■ Excerpted text ■
○ ○ ○ ○ ○ ○ ○

The goal of this proposal is put forth a concrete proposal for having methods declare which exceptions are part of its API. This has been discussed in JuliaLang/julia#7026 and various other venues, but because the discussion there is extensive, I'm creating this as a clean document to put forward a concrete proposal.
This proposal extends the return-type syntax with the ability to specify exceptions
as well, by using the special Except type (which is not a real type, instead a
type component, similar to Vararg). For example, you might write:
function getindex(a::Vector, i::Int)::Except{BoundsError}
end
It is also permissable to mix these annotations with ordinary return type annotations:
function getindex(a::Vector{T}, i::Int)::Except{T, BoundsError}
end
On the ABI side, these new exceptions do not unwind the stack and are instead returned as discriminated unions.
Before describing how to throw one of these described exceptions, let's see what happens if we just use these in ordinary julia code:
bar()::Except{ErrorException} = #= throws error, see below =#
function foo()
# No handling of declared exception. Gets turned into an ordinary try/catch
# exception at this point
bar()
end
juli> foo
Error: ErrorException
[1] foo
To propagate an exception, this proposal introduces a new postfix operator.
The operator works similar to the ? postfix operator in Pony
(https://tutorial.ponylang.io/expressions/errors.html).
Notionally the syntax I'll be using is !?, but there are other reasonable
options available. It is used like so:
function getindex(a::Vector, r::UnitRange)::Except{BoundsError}
[a[i]!? for i in r]
end
The !? operator only forwards exceptions declared of the appropriate subtype
bar()::Except{ErrorException} = error("Hello")!?

○ ○ ○ ○ ○ ○ ○

What comes next in the proposal on declared exceptions in Julia? Write the next part, picking up right after its last line. These records have no connection to the proposal on declared exceptions in Julia.

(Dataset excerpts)
○ ○ ○ ○ ○ ○ ○

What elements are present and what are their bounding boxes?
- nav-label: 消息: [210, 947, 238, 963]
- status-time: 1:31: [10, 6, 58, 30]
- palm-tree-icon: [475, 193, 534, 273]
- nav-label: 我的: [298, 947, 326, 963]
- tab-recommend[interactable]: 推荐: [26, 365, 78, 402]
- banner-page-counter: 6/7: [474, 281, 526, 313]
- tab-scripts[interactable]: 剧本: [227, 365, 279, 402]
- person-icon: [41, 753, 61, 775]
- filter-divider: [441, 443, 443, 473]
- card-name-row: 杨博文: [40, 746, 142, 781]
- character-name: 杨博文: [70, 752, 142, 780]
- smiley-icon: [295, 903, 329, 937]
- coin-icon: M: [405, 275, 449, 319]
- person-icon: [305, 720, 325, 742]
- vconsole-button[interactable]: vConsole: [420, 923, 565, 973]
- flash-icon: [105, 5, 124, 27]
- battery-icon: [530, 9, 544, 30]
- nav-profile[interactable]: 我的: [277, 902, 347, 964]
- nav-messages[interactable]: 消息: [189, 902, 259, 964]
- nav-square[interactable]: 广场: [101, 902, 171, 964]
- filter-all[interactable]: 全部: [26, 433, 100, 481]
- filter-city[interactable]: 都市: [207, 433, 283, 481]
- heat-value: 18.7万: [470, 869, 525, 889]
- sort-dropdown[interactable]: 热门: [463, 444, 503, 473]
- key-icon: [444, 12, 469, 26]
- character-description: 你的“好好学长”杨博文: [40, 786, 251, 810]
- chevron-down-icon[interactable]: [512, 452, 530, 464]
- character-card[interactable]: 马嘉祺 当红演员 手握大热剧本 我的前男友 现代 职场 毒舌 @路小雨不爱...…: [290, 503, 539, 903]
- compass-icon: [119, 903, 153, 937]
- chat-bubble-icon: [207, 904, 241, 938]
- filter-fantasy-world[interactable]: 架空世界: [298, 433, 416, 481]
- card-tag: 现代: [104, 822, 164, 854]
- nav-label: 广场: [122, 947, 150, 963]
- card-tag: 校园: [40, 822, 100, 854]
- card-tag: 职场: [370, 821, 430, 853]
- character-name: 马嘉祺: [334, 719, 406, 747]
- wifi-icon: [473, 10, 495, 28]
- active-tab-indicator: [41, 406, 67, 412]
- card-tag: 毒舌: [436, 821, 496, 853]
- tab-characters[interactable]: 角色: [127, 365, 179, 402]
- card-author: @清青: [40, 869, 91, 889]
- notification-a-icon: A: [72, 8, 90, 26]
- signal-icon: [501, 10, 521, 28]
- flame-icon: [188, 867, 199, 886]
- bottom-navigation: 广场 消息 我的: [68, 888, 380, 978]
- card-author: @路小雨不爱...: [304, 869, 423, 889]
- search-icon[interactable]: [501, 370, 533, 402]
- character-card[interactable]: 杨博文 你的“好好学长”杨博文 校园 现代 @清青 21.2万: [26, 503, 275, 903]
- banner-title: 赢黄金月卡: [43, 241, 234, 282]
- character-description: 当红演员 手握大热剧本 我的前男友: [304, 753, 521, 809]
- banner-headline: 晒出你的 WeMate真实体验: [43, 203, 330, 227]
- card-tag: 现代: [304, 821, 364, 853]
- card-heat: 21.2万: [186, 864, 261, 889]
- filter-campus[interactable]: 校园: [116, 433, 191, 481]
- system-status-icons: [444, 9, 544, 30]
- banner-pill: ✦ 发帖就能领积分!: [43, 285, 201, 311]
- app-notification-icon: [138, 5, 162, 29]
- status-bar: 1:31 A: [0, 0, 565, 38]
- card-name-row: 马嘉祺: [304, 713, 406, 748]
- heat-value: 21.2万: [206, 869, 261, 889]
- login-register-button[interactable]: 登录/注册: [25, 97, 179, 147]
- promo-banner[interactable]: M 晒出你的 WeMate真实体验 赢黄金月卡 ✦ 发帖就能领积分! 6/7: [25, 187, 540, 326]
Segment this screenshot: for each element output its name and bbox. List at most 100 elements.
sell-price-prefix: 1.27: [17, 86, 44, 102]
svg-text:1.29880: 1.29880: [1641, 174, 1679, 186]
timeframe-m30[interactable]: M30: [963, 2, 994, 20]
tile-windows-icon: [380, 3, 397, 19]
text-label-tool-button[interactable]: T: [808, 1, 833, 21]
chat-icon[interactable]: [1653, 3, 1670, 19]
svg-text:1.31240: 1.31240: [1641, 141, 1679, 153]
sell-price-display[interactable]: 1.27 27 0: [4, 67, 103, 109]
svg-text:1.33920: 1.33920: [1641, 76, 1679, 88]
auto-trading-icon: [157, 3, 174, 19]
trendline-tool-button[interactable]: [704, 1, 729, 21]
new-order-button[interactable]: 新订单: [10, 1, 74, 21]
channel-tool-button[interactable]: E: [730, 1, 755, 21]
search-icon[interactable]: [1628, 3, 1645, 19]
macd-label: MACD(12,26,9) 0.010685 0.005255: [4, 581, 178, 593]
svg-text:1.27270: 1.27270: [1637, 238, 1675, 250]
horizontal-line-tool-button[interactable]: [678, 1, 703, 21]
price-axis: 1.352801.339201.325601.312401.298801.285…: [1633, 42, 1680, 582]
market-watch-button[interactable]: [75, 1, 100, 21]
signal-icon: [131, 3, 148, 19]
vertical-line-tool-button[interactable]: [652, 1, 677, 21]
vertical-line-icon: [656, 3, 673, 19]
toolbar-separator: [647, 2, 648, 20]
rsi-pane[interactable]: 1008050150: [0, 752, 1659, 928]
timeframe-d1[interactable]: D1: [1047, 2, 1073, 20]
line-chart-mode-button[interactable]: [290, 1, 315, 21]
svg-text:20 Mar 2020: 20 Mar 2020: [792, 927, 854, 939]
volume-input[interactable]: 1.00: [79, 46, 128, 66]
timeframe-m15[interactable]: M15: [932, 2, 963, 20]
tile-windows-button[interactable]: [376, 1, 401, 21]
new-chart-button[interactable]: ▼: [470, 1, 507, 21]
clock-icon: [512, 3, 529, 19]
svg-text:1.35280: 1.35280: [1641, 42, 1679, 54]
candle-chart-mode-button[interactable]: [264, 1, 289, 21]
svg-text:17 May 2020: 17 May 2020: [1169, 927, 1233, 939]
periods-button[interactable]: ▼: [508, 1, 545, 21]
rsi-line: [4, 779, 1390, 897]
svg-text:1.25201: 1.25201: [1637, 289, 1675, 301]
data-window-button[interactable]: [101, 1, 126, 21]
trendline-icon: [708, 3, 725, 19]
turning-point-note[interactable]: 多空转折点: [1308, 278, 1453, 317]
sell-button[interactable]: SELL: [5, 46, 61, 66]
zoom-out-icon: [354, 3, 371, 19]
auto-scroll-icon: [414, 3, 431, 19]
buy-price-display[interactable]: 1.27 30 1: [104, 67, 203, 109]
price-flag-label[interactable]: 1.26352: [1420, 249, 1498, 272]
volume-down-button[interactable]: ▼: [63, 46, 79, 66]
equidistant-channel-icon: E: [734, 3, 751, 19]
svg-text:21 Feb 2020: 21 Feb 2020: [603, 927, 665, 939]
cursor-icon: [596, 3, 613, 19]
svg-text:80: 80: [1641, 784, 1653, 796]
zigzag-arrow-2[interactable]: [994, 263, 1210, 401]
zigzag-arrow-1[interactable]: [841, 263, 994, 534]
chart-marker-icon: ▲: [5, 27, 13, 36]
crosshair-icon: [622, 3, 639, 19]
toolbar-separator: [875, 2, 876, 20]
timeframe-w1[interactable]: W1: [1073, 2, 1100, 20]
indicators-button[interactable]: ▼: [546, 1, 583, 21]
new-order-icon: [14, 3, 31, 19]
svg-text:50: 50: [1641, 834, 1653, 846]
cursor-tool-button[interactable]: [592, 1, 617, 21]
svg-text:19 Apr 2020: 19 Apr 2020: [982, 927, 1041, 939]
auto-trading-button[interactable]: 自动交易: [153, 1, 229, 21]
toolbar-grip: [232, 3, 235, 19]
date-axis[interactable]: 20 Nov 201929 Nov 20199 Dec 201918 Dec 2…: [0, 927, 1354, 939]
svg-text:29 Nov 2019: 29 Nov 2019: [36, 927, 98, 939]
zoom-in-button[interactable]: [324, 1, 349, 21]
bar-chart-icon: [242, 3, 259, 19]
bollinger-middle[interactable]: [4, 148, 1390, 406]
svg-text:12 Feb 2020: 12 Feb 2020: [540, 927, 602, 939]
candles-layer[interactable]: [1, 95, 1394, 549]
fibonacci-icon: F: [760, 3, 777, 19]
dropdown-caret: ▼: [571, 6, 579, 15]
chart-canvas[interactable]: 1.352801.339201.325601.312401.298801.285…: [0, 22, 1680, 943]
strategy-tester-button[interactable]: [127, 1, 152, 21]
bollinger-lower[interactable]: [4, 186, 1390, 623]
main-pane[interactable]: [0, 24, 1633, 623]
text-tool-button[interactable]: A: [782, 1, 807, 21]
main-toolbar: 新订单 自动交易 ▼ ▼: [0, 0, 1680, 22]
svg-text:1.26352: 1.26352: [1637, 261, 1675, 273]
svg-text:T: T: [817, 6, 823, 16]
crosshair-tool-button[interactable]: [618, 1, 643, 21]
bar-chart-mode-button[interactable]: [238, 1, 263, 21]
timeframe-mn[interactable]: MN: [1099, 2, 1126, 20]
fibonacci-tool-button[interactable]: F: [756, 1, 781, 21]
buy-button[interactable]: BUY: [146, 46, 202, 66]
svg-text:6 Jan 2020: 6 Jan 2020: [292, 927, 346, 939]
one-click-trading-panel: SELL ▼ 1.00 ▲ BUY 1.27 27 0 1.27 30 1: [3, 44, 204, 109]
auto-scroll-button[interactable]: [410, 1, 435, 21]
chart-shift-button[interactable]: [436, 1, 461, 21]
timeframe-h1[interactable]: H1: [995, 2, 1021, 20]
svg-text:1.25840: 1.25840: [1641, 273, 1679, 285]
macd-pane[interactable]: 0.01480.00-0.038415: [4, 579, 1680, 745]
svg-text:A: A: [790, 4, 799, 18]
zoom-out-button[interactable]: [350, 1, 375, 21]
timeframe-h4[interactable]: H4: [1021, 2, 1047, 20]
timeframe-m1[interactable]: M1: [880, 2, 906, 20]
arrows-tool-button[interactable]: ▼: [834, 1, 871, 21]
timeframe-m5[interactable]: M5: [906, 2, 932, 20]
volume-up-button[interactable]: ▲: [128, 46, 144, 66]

○ ○ ○ ○ ○ ○ ○

■ Answer section ■
function baz()::Except{BoundsError}
# Still becomes an ordinary exception, because !(ErrorException <: BoundsError)
bar()!?
end
Similarly, failure to use the !? operator turns something into an ordinary exception
function baz2()::Except{ErrorException}
baz() # No !?, becomes ordinary exception
error("I meant this one")!?
end
To provide syntax-efficient handling of declared exceptions, we provide a new control-flow
concept, called match?. It is used as follows:
function get(d::Dict, val, default)
return match? d[val]
::BoundsError -> default
end
end
This would go along with introducing ordinary match statement on values
(see e.g. JuliaLang/julia#18285). I have a design for this
in mind, but it's somewhat beyond the scope of this proposal.
In particular, however, it is possible to perform value-level matching as well:
function read_passwds()
return match? open("/etc/passwd")
IOError(UV_ENOENT) -> ""
# All other IOErrors (e.g. EPERM) turned into ordinary exceptions
end
end
Failure to match turns the declared exception into an explicit one. To propagate, an
explicit !? is allowed on the end of the expression:
function read_passwds2()::Except{IOError}
return match? open("/etc/passwd")
IOError(UV_ENOENT) -> ""
# All other IOErrors propagated
end!?
end
Any is permissable as an exception declaration for higher-order functions:
function map(f, arr)::Except{Any}
[f(a)!? for a in arr]
end
If not annotated, a !? anywhere within the function defaults to Except{Any}.
# Equivalent to above
map(f, arr) = [f(a)!? for a in arr]
We have kind of seen this above already, but it's not a special case
error(str)::Except{ErrorException} = throw(ErrorException(str))!?
For ::Except annotated function (explicitly or implicitly), the implementation gets split:
foo(b::Bool)::Except{Int} =
if b
throw(1)!?
else
return 2
end
# Lowered to
function foo_inner(b)::ExceptOr
if b
return ExceptOrError(1)
else
return ExceptOr(2)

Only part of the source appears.